WHAT TO DO:
Wherever the word "image" turns up in a line of the entries, copy that line.

DATA FOR PROCESSING:
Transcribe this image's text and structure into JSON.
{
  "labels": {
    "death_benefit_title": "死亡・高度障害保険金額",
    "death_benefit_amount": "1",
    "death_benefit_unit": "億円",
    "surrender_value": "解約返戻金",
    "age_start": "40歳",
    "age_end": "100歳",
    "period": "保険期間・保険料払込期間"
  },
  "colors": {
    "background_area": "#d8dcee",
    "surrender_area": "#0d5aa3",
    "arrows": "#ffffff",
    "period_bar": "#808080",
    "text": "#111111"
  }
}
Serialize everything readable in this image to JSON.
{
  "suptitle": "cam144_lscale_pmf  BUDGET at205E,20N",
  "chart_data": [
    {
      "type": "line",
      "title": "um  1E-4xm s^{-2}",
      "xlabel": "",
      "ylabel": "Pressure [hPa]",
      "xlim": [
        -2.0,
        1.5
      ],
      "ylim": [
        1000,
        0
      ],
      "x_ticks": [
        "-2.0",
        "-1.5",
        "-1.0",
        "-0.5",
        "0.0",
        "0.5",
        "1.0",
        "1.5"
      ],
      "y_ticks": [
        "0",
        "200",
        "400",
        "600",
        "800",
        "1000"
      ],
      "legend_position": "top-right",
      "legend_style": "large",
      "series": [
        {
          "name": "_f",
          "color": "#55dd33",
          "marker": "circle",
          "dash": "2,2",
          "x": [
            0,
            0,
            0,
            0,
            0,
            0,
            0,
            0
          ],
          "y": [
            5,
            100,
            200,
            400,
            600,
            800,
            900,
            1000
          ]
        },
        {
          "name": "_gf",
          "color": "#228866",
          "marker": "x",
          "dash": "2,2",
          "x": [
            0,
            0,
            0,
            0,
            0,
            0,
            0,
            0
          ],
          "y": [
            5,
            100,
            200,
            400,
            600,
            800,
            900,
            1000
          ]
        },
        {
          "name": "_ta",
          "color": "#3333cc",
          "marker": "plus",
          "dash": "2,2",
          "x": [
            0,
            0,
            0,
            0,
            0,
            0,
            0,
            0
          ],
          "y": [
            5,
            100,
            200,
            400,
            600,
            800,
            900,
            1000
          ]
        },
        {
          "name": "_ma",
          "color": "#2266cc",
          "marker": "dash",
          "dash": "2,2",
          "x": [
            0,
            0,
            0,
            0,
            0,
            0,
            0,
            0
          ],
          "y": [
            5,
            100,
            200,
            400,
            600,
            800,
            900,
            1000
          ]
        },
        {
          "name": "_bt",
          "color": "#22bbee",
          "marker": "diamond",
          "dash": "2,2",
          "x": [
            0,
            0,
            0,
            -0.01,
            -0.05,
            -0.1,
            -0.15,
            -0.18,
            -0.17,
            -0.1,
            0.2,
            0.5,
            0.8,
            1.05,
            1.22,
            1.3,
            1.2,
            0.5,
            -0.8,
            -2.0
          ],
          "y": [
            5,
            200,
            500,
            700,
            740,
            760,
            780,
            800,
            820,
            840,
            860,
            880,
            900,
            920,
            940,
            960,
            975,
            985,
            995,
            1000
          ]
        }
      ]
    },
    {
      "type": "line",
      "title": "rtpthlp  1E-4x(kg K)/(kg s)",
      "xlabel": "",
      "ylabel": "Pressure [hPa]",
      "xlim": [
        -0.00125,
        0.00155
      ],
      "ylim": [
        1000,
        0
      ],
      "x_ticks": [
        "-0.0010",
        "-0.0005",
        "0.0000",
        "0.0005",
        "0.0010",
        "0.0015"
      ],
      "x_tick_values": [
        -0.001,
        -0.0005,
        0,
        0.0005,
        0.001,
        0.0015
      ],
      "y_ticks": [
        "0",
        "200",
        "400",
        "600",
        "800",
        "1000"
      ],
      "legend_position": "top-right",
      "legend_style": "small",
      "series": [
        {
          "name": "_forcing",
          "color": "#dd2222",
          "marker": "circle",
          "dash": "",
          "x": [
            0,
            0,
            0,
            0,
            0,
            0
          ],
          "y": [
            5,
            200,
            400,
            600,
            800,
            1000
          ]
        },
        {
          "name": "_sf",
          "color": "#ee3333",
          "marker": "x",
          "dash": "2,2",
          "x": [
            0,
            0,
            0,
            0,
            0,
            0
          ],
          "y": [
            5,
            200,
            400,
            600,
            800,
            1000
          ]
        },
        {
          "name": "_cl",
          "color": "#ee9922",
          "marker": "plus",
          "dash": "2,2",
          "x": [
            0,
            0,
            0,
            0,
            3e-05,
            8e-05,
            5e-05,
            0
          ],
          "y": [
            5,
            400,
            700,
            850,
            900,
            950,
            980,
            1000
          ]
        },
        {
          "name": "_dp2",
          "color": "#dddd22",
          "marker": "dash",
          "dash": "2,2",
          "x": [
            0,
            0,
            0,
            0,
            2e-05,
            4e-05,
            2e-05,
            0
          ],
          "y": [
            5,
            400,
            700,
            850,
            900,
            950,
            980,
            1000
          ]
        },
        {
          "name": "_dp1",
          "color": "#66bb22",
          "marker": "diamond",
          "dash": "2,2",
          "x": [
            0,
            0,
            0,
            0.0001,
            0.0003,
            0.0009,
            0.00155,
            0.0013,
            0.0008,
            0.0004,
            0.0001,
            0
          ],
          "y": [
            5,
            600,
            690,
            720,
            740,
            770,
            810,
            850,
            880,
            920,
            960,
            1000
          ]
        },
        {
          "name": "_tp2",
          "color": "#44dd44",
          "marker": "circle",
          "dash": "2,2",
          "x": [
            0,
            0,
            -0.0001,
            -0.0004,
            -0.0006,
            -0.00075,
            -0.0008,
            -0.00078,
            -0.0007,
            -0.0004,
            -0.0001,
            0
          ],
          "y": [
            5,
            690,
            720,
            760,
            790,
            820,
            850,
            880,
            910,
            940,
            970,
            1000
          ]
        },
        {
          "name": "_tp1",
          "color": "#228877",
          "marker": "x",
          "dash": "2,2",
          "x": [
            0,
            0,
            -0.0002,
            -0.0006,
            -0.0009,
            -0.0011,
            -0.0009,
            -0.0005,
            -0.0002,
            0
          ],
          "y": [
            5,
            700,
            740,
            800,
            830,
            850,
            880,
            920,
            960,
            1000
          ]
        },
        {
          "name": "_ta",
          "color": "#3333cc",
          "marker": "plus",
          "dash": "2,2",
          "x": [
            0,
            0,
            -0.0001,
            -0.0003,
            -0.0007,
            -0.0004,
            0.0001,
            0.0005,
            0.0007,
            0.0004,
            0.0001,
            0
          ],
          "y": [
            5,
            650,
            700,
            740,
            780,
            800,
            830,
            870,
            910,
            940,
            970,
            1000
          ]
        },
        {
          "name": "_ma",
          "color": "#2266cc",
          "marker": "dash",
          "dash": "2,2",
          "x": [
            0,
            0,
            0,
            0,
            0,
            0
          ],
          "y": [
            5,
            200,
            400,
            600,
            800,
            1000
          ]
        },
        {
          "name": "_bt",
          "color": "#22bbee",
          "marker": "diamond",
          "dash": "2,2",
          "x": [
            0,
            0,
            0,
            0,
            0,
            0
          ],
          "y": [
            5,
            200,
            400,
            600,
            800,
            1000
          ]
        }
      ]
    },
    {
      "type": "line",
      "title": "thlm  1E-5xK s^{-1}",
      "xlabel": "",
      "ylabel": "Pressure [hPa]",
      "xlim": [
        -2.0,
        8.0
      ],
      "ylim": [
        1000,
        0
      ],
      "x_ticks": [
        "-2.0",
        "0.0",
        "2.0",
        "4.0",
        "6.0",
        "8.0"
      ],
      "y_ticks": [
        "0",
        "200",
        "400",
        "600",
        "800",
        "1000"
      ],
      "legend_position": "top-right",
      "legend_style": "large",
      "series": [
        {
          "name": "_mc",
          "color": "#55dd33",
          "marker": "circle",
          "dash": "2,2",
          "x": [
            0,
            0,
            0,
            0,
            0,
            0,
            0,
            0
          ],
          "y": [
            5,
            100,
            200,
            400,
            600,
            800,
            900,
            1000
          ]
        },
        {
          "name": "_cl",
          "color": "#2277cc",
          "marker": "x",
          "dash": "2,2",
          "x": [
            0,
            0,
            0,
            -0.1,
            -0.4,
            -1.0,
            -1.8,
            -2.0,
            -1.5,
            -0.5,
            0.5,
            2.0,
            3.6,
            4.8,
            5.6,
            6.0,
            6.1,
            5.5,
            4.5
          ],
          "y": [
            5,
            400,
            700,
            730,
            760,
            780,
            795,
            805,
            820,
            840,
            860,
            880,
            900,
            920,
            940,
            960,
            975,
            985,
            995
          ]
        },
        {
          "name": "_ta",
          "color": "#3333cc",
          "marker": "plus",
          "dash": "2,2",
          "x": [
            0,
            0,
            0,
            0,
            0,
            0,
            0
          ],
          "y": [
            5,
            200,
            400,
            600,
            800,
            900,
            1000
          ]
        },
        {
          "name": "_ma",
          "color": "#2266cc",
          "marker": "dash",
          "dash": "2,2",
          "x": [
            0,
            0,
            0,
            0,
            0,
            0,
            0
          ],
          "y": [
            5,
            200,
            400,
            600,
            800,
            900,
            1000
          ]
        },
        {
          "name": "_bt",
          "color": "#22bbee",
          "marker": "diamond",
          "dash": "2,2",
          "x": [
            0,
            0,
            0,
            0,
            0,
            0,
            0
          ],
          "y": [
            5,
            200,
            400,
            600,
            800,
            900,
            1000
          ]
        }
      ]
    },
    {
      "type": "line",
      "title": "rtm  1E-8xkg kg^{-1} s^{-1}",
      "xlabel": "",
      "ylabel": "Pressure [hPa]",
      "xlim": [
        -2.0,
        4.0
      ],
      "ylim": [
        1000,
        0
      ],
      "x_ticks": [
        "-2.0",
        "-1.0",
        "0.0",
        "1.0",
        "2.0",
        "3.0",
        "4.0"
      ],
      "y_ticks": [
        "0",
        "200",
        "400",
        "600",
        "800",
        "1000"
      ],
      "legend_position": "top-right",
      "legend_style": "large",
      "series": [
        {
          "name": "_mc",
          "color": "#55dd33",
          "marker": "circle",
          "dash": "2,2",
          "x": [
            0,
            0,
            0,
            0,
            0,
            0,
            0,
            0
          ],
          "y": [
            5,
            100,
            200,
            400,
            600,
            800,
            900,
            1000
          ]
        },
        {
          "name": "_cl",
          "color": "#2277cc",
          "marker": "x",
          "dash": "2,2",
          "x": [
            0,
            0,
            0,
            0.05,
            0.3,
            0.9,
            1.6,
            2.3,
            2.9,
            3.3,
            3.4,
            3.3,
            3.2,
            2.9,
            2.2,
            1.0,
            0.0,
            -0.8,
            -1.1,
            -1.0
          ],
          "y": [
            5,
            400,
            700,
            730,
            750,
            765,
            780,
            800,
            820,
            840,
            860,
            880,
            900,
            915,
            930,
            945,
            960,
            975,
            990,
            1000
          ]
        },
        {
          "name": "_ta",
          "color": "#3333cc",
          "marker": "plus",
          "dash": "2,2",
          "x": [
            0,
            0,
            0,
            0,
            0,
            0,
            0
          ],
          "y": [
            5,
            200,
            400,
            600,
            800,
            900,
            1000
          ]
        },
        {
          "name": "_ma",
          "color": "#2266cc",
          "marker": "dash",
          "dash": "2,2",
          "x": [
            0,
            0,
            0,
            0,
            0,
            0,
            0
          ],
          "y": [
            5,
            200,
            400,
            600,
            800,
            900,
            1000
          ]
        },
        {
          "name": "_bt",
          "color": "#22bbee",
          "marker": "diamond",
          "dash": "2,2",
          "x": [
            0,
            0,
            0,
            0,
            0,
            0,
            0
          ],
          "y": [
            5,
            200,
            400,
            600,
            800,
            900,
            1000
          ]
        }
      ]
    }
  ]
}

ANSWER FOR THE TASK:
Transcribe this image's text and structure into JSON.
Serialize everything readable in this image to JSON.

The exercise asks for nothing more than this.